**Do this:**
From the listing below, return each line in which the string "รอบช" appears.

- - -

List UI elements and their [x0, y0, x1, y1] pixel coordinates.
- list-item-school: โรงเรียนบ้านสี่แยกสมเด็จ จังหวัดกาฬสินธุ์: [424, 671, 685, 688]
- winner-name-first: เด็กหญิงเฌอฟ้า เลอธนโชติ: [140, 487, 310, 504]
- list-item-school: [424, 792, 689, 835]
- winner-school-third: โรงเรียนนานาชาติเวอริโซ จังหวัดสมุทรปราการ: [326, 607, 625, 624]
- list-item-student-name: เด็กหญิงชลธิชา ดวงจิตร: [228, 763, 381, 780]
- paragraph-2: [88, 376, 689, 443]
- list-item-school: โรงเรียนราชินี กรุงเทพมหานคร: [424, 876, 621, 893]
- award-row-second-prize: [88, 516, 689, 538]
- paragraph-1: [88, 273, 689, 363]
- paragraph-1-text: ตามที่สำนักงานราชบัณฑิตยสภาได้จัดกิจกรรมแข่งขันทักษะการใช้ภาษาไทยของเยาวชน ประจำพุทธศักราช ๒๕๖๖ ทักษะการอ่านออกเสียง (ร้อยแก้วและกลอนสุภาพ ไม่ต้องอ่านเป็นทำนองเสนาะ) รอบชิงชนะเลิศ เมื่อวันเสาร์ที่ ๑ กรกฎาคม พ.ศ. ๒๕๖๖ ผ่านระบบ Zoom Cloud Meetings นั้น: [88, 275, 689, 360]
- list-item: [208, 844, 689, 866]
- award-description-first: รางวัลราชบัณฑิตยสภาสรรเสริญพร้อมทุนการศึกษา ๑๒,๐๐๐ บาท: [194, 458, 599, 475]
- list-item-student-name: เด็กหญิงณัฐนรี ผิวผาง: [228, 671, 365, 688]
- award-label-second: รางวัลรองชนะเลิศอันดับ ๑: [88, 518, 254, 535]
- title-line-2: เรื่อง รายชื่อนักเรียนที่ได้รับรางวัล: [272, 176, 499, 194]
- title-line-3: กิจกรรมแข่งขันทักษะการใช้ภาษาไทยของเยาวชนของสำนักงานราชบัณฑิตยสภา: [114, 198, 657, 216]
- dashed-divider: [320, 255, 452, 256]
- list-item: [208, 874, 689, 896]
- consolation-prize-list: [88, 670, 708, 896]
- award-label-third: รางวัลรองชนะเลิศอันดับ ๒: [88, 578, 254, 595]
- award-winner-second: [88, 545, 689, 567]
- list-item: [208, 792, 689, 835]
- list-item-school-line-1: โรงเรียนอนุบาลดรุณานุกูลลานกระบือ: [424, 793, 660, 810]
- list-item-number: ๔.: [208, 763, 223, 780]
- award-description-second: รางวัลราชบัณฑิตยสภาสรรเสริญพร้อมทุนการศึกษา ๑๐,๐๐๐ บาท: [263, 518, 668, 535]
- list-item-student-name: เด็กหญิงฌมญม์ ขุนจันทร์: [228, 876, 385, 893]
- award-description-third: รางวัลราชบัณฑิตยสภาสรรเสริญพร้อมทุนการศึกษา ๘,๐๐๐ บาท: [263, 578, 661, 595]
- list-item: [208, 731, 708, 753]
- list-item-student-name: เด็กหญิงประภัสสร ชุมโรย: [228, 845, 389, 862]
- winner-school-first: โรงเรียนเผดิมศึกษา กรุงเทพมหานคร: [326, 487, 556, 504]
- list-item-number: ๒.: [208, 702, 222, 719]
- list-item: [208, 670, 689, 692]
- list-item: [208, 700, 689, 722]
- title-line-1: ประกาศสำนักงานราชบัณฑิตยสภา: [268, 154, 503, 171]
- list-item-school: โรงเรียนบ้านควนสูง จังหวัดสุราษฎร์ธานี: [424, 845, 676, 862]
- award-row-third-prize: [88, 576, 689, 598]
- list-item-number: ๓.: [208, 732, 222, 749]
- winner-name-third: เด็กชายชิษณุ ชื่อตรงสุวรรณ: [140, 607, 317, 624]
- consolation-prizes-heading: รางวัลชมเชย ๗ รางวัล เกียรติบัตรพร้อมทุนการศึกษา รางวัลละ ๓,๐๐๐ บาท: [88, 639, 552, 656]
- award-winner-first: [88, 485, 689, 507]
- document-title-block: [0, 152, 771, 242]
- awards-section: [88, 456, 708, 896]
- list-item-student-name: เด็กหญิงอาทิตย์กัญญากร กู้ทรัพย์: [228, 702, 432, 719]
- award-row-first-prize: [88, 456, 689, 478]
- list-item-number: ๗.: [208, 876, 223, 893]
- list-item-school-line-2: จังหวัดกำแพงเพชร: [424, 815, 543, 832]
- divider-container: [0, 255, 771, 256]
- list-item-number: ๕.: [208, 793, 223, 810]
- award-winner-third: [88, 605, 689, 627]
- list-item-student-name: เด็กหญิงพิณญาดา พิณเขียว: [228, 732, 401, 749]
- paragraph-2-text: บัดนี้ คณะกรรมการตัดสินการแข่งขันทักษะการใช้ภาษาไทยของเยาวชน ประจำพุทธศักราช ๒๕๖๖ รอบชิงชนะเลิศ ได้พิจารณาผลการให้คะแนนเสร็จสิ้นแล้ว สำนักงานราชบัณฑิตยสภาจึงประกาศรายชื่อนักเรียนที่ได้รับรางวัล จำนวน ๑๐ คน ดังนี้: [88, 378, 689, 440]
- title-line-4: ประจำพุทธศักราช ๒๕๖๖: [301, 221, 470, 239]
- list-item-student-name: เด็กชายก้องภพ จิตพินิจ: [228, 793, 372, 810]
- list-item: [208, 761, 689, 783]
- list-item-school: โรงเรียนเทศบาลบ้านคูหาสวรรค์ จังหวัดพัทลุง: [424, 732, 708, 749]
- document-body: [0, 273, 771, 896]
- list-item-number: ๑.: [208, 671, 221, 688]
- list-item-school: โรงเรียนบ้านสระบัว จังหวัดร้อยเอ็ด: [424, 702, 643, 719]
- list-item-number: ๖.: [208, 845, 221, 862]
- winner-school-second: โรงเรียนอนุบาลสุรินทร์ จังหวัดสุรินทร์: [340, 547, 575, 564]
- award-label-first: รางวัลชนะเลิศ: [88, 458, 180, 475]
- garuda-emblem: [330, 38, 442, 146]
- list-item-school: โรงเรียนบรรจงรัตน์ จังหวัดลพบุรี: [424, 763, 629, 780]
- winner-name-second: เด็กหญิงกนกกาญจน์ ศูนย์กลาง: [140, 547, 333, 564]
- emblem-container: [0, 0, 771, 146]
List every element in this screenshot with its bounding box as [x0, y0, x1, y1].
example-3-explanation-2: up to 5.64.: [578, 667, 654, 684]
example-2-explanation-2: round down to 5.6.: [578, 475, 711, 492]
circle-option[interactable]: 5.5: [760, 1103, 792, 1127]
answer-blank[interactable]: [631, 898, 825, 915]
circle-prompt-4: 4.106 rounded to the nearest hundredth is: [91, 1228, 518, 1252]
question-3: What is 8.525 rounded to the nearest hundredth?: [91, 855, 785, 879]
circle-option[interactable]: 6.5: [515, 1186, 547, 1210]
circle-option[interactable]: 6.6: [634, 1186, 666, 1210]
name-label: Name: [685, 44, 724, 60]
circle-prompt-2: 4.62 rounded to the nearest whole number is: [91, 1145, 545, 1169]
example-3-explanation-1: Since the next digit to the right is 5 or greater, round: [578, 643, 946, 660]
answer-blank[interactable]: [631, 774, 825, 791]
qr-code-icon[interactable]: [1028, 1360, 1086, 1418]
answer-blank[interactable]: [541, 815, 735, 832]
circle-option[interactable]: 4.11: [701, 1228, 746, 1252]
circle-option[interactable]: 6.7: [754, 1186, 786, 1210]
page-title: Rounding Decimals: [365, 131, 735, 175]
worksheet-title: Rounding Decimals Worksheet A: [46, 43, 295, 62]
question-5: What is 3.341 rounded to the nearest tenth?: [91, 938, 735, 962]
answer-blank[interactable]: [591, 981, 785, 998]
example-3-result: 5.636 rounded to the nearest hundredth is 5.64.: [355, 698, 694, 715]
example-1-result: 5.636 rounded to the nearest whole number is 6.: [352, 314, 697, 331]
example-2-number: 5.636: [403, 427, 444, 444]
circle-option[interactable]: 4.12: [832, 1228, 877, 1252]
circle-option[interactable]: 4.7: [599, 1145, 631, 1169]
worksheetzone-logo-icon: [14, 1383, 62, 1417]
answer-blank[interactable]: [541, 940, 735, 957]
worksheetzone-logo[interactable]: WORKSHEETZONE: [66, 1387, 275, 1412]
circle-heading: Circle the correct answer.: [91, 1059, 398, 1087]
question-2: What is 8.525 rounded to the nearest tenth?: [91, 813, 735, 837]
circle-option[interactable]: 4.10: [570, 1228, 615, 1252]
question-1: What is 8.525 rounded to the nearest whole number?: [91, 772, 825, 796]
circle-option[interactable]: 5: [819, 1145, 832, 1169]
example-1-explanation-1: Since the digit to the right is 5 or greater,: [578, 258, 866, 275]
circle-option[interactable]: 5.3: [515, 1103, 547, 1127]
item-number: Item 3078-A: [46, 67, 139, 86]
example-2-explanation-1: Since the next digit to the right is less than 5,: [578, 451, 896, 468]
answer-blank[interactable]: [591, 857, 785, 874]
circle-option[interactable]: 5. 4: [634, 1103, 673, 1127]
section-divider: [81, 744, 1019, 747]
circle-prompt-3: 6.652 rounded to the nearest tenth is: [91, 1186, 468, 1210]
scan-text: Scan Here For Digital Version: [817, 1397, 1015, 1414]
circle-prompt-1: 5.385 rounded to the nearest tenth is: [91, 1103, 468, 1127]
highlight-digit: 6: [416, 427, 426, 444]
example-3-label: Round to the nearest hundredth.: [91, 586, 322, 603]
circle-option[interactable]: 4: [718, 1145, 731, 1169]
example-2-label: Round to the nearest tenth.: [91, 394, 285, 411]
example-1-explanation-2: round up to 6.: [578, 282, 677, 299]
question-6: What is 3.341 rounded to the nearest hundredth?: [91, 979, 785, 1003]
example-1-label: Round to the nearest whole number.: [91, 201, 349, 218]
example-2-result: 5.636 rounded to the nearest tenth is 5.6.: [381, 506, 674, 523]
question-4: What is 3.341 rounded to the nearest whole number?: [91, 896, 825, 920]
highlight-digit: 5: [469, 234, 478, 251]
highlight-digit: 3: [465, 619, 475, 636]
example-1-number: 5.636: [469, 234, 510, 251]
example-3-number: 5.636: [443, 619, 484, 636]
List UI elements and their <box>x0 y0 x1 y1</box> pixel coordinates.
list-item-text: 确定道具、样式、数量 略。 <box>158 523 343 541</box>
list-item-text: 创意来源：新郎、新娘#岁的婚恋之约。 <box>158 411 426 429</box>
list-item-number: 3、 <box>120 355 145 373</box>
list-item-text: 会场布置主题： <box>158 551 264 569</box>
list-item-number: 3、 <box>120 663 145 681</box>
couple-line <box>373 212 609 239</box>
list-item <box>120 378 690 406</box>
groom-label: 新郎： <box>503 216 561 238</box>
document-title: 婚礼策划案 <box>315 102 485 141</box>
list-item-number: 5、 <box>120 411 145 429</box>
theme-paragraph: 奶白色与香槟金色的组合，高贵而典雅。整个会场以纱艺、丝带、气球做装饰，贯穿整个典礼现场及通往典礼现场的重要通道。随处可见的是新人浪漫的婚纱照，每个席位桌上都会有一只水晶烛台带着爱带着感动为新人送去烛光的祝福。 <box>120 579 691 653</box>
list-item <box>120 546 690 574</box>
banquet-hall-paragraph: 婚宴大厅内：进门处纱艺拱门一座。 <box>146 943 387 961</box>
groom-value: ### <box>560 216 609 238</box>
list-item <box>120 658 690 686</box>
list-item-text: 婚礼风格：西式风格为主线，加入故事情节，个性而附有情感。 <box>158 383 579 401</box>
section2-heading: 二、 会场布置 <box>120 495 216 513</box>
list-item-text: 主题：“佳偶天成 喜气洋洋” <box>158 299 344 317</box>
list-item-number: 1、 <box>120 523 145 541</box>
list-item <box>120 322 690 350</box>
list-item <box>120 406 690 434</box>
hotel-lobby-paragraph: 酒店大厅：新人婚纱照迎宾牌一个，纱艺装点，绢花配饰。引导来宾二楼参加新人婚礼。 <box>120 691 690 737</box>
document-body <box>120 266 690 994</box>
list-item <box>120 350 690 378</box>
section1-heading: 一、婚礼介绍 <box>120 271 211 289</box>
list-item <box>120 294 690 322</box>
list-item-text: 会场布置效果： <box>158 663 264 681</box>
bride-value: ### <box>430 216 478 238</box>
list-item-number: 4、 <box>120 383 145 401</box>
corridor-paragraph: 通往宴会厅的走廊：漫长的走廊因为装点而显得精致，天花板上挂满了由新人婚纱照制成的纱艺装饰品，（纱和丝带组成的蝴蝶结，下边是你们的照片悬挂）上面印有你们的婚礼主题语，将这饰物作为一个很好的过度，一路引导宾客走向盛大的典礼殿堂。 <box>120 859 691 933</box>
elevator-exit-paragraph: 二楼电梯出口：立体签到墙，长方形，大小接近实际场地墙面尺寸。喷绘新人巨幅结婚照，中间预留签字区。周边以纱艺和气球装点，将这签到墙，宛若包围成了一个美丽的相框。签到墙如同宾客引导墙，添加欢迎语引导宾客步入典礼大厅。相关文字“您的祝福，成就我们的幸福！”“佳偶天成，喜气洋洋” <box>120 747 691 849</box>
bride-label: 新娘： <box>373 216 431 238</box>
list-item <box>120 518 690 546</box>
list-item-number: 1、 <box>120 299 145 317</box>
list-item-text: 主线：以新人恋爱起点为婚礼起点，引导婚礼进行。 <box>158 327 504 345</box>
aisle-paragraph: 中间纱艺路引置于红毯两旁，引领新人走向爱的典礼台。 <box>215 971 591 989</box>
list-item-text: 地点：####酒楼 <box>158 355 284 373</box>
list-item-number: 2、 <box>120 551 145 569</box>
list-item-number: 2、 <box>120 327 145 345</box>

- - -

**Answer in full:**
- paragraph-1-text: ตามที่สำนักงานราชบัณฑิตยสภาได้จัดกิจกรรมแข่งขันทักษะการใช้ภาษาไทยของเยาวชน ประจำพุทธศักราช ๒๕๖๖ ทักษะการอ่านออกเสียง (ร้อยแก้วและกลอนสุภาพ ไม่ต้องอ่านเป็นทำนองเสนาะ) รอบชิงชนะเลิศ เมื่อวันเสาร์ที่ ๑ กรกฎาคม พ.ศ. ๒๕๖๖ ผ่านระบบ Zoom Cloud Meetings นั้น: [88, 275, 689, 360]
- paragraph-2-text: บัดนี้ คณะกรรมการตัดสินการแข่งขันทักษะการใช้ภาษาไทยของเยาวชน ประจำพุทธศักราช ๒๕๖๖ รอบชิงชนะเลิศ ได้พิจารณาผลการให้คะแนนเสร็จสิ้นแล้ว สำนักงานราชบัณฑิตยสภาจึงประกาศรายชื่อนักเรียนที่ได้รับรางวัล จำนวน ๑๐ คน ดังนี้: [88, 378, 689, 440]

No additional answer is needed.